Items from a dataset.
:::::
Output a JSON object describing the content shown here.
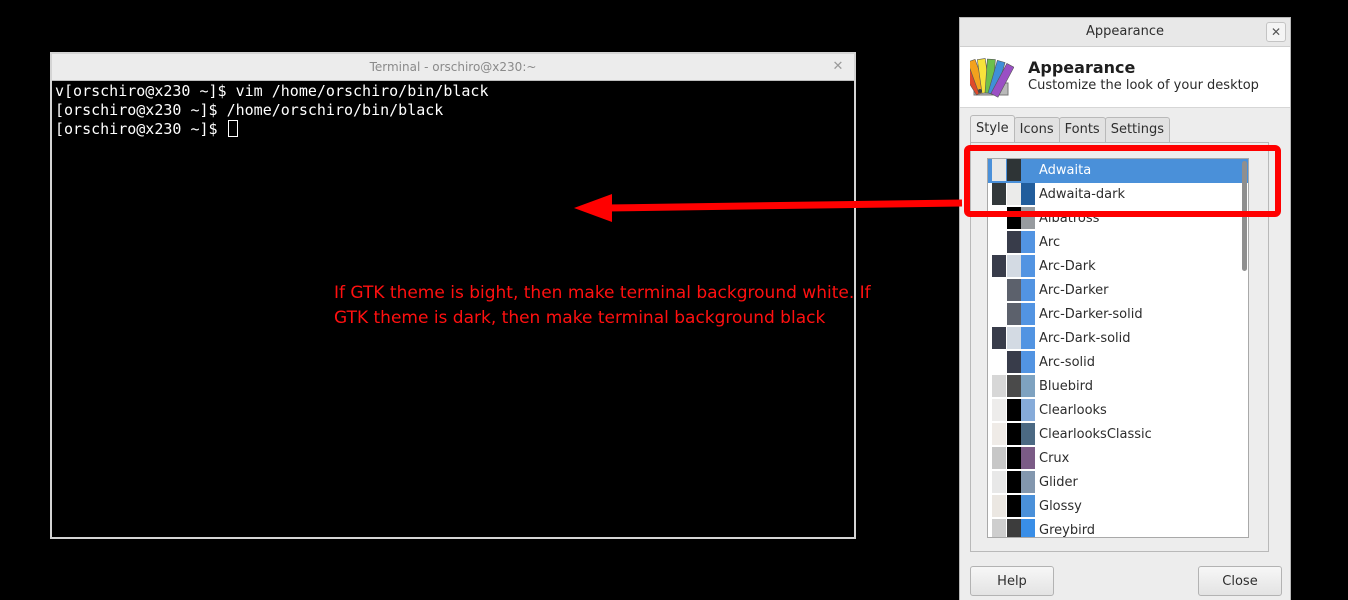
{
  "terminal": {
    "title": "Terminal - orschiro@x230:~",
    "lines": [
      "v[orschiro@x230 ~]$ vim /home/orschiro/bin/black",
      "[orschiro@x230 ~]$ /home/orschiro/bin/black",
      "[orschiro@x230 ~]$ "
    ]
  },
  "annotation": {
    "text": "If GTK theme is bight, then make terminal background white. If GTK theme is dark, then make terminal background black",
    "color": "#ff1010"
  },
  "appearance": {
    "window_title": "Appearance",
    "header_title": "Appearance",
    "header_subtitle": "Customize the look of your desktop",
    "tabs": [
      "Style",
      "Icons",
      "Fonts",
      "Settings"
    ],
    "themes": [
      {
        "name": "Adwaita",
        "selected": true,
        "c1": "#e8e8e7",
        "c2": "#2e3436",
        "c3": "#4a90d9"
      },
      {
        "name": "Adwaita-dark",
        "selected": false,
        "c1": "#33393b",
        "c2": "#ebebea",
        "c3": "#215d9c"
      },
      {
        "name": "Albatross",
        "selected": false,
        "c1": "#ffffff",
        "c2": "#000000",
        "c3": "#979b9f"
      },
      {
        "name": "Arc",
        "selected": false,
        "c1": "#ffffff",
        "c2": "#383c4a",
        "c3": "#5294e2"
      },
      {
        "name": "Arc-Dark",
        "selected": false,
        "c1": "#383c4a",
        "c2": "#d3dae3",
        "c3": "#5294e2"
      },
      {
        "name": "Arc-Darker",
        "selected": false,
        "c1": "#ffffff",
        "c2": "#5c616c",
        "c3": "#5294e2"
      },
      {
        "name": "Arc-Darker-solid",
        "selected": false,
        "c1": "#ffffff",
        "c2": "#5c616c",
        "c3": "#5294e2"
      },
      {
        "name": "Arc-Dark-solid",
        "selected": false,
        "c1": "#383c4a",
        "c2": "#d3dae3",
        "c3": "#5294e2"
      },
      {
        "name": "Arc-solid",
        "selected": false,
        "c1": "#ffffff",
        "c2": "#383c4a",
        "c3": "#5294e2"
      },
      {
        "name": "Bluebird",
        "selected": false,
        "c1": "#d7d7d7",
        "c2": "#4a4a4a",
        "c3": "#7ea2c0"
      },
      {
        "name": "Clearlooks",
        "selected": false,
        "c1": "#edeceb",
        "c2": "#000000",
        "c3": "#86abd9"
      },
      {
        "name": "ClearlooksClassic",
        "selected": false,
        "c1": "#efebe7",
        "c2": "#000000",
        "c3": "#4b6983"
      },
      {
        "name": "Crux",
        "selected": false,
        "c1": "#c7c7c7",
        "c2": "#000000",
        "c3": "#7b5b86"
      },
      {
        "name": "Glider",
        "selected": false,
        "c1": "#e8e8e8",
        "c2": "#000000",
        "c3": "#8397ae"
      },
      {
        "name": "Glossy",
        "selected": false,
        "c1": "#ebe7e2",
        "c2": "#000000",
        "c3": "#4a90d9"
      },
      {
        "name": "Greybird",
        "selected": false,
        "c1": "#cecece",
        "c2": "#3c3c3c",
        "c3": "#398ee7"
      }
    ],
    "buttons": {
      "help": "Help",
      "close": "Close"
    }
  },
  "highlight_color": "#ff0000"
}
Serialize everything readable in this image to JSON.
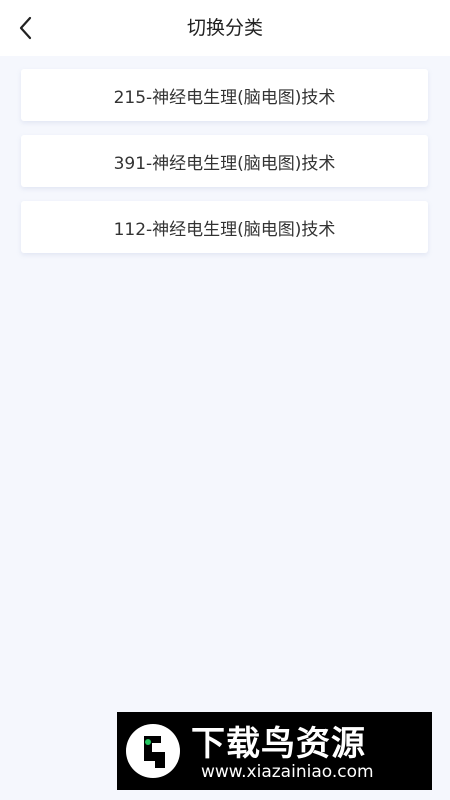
{
  "header": {
    "back_icon": "chevron-left-icon",
    "title": "切换分类"
  },
  "categories": [
    {
      "label": "215-神经电生理(脑电图)技术"
    },
    {
      "label": "391-神经电生理(脑电图)技术"
    },
    {
      "label": "112-神经电生理(脑电图)技术"
    }
  ],
  "watermark": {
    "title": "下载鸟资源",
    "url": "www.xiazainiao.com"
  },
  "colors": {
    "background": "#f5f7fd",
    "card": "#ffffff",
    "text": "#333333",
    "watermark_bg": "#000000",
    "watermark_accent": "#22c55e"
  }
}
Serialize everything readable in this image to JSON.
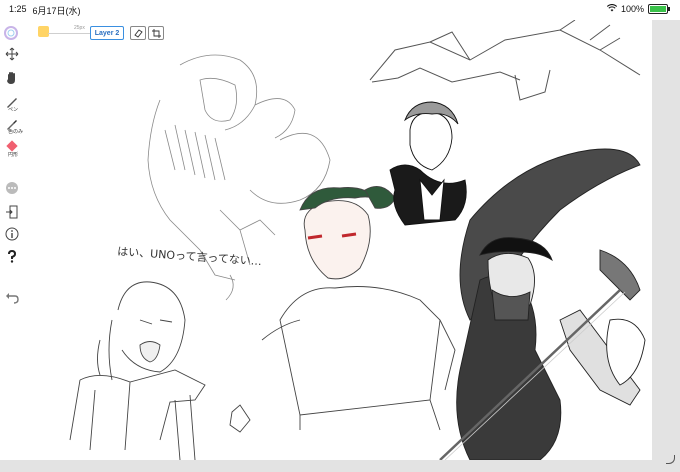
{
  "status": {
    "time": "1:25",
    "date": "6月17日(水)",
    "battery": "100%",
    "battery_level": 1.0
  },
  "toolbar": {
    "brush_size": "25px",
    "layer_label": "Layer 2"
  },
  "tools": {
    "pen_label": "ペン",
    "eyedropper_label": "色のみ",
    "color_label": "円形"
  },
  "colors": {
    "accent": "#3a8fe0",
    "color_swatch": "#ffd466",
    "current_color": "#f06070",
    "battery": "#3ac24a"
  },
  "canvas": {
    "handwriting": "はい、UNOって言ってない…"
  }
}
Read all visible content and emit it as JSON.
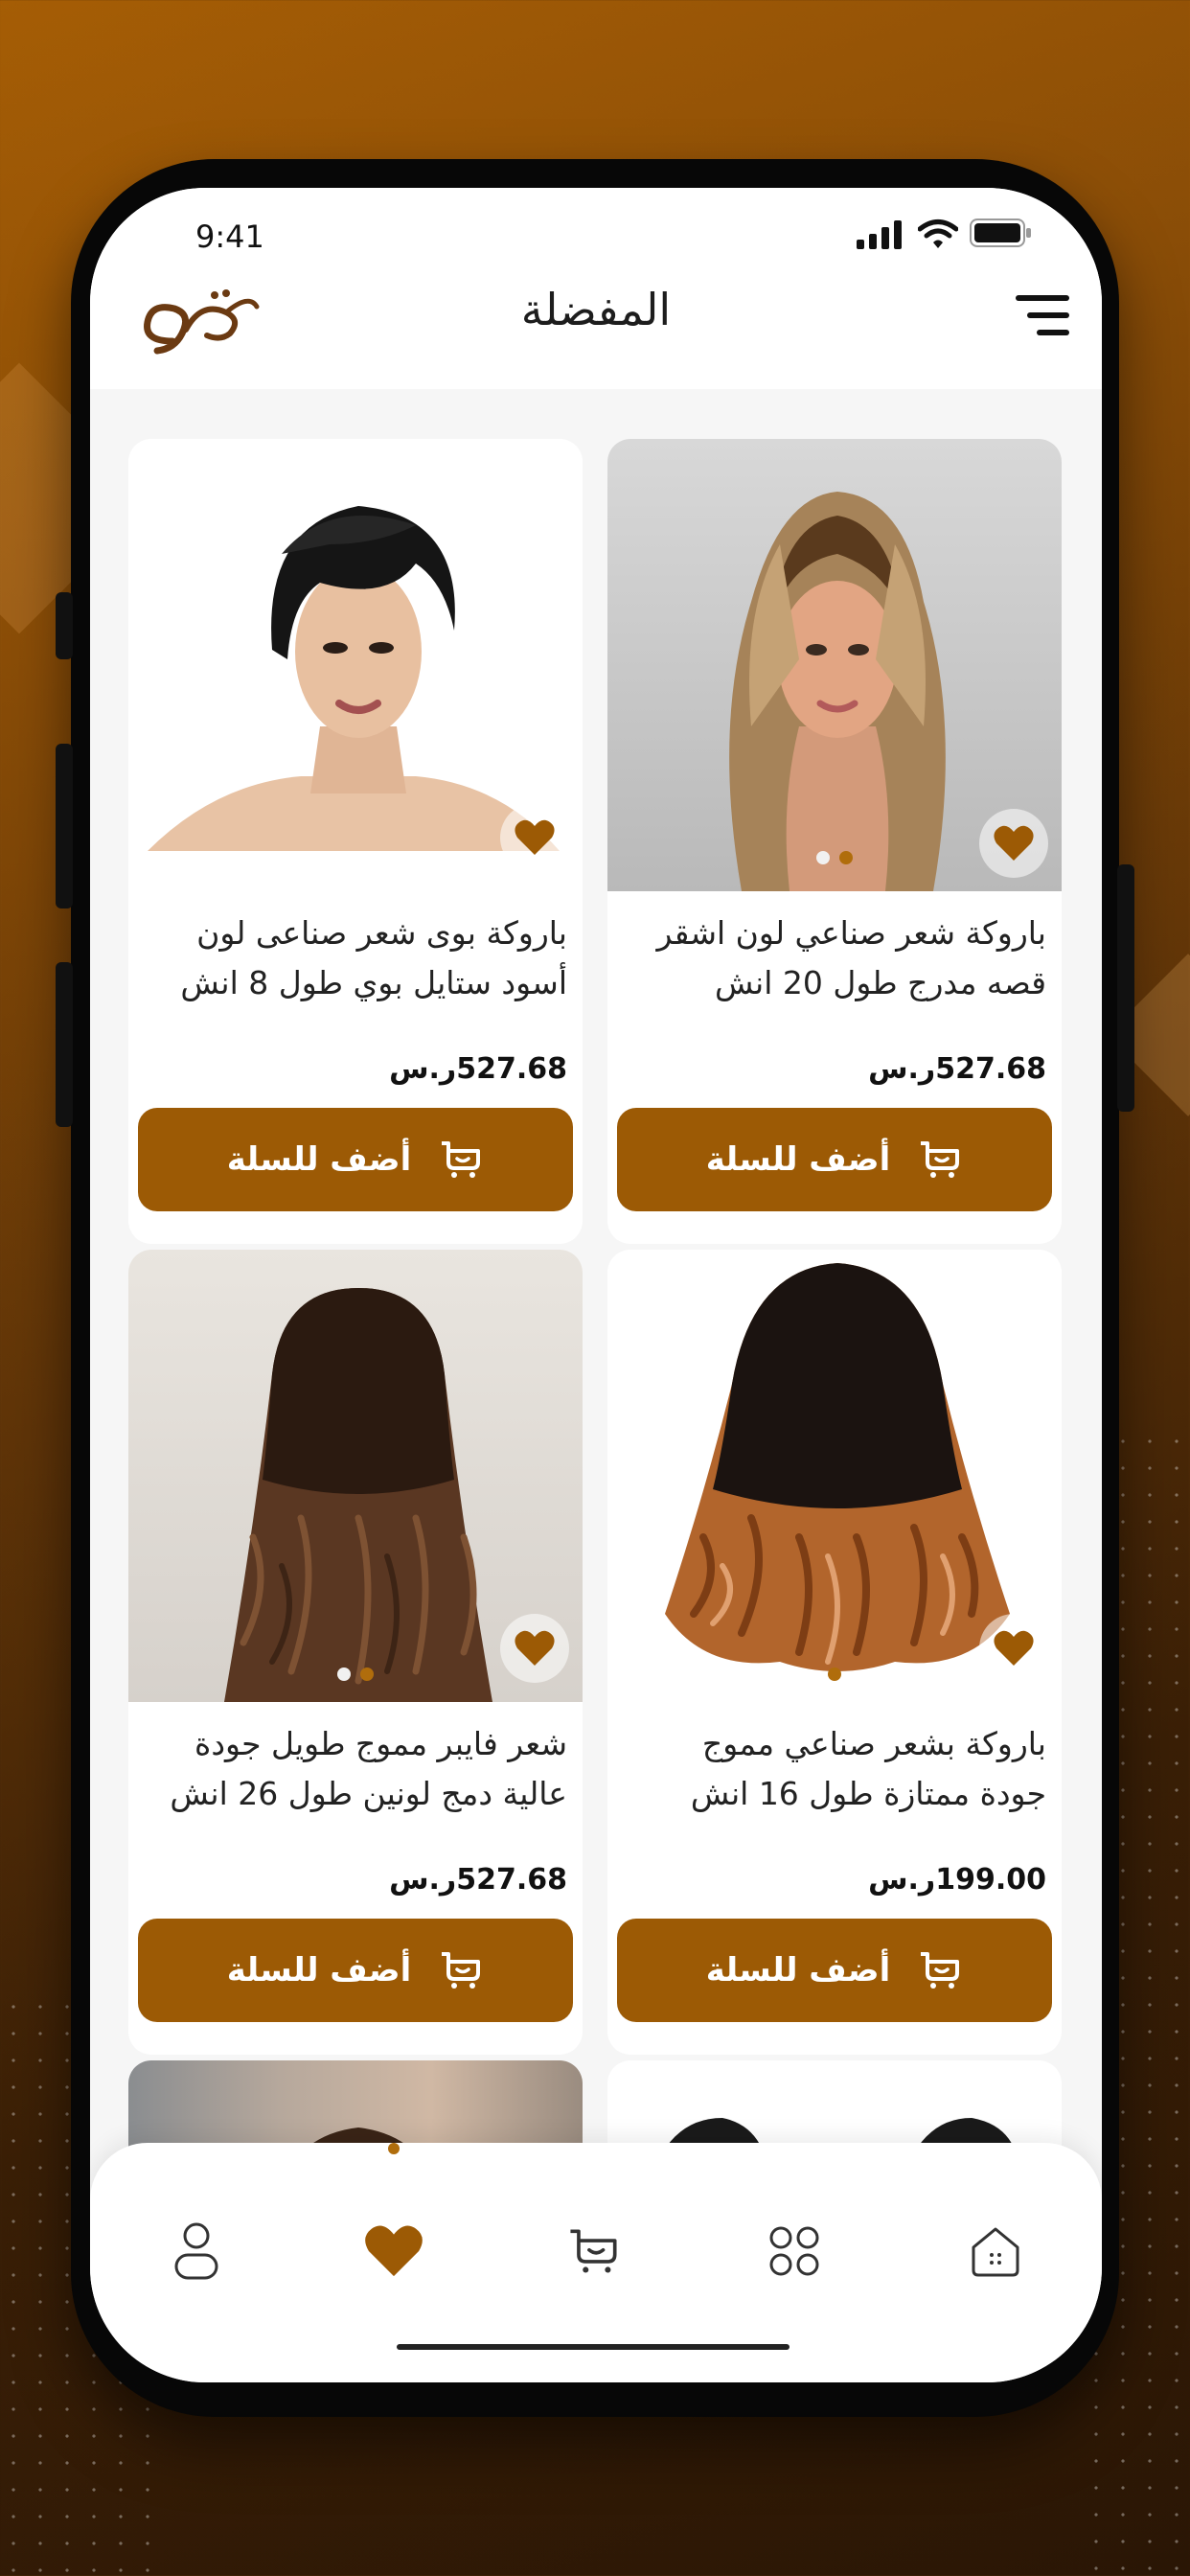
{
  "status_bar": {
    "time": "9:41"
  },
  "header": {
    "title": "المفضلة",
    "logo_icon": "brand-logo-icon",
    "menu_icon": "menu-icon"
  },
  "colors": {
    "accent": "#9c5a05",
    "background": "#f6f6f6",
    "card": "#ffffff"
  },
  "products": [
    {
      "name": "باروكة شعر صناعي لون اشقر قصه مدرج طول 20 انش",
      "price": "527.68ر.س",
      "add_label": "أضف للسلة",
      "image_icon": "blonde-layered-wig-image",
      "pager": [
        false,
        true
      ]
    },
    {
      "name": "باروكة بوى شعر صناعى لون أسود ستايل بوي طول 8 انش",
      "price": "527.68ر.س",
      "add_label": "أضف للسلة",
      "image_icon": "black-short-wig-image",
      "pager": []
    },
    {
      "name": "باروكة بشعر صناعي مموج جودة ممتازة طول 16 انش",
      "price": "199.00ر.س",
      "add_label": "أضف للسلة",
      "image_icon": "ombre-curly-wig-image",
      "pager": [
        true
      ]
    },
    {
      "name": "شعر فايبر مموج طويل جودة عالية دمج لونين طول 26 انش",
      "price": "527.68ر.س",
      "add_label": "أضف للسلة",
      "image_icon": "brown-wavy-wig-image",
      "pager": [
        false,
        true
      ]
    }
  ],
  "bottom_nav": [
    {
      "name": "home",
      "icon": "home-icon",
      "active": false
    },
    {
      "name": "categories",
      "icon": "grid-icon",
      "active": false
    },
    {
      "name": "cart",
      "icon": "cart-icon",
      "active": false
    },
    {
      "name": "favorites",
      "icon": "heart-icon",
      "active": true
    },
    {
      "name": "profile",
      "icon": "user-icon",
      "active": false
    }
  ]
}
:::::
The request. Reproduce each line of the material containing the word "orschiro".

Completed exercise.
    "title": "Terminal - orschiro@x230:~",
      "v[orschiro@x230 ~]$ vim /home/orschiro/bin/black",
      "[orschiro@x230 ~]$ /home/orschiro/bin/black",
      "[orschiro@x230 ~]$ "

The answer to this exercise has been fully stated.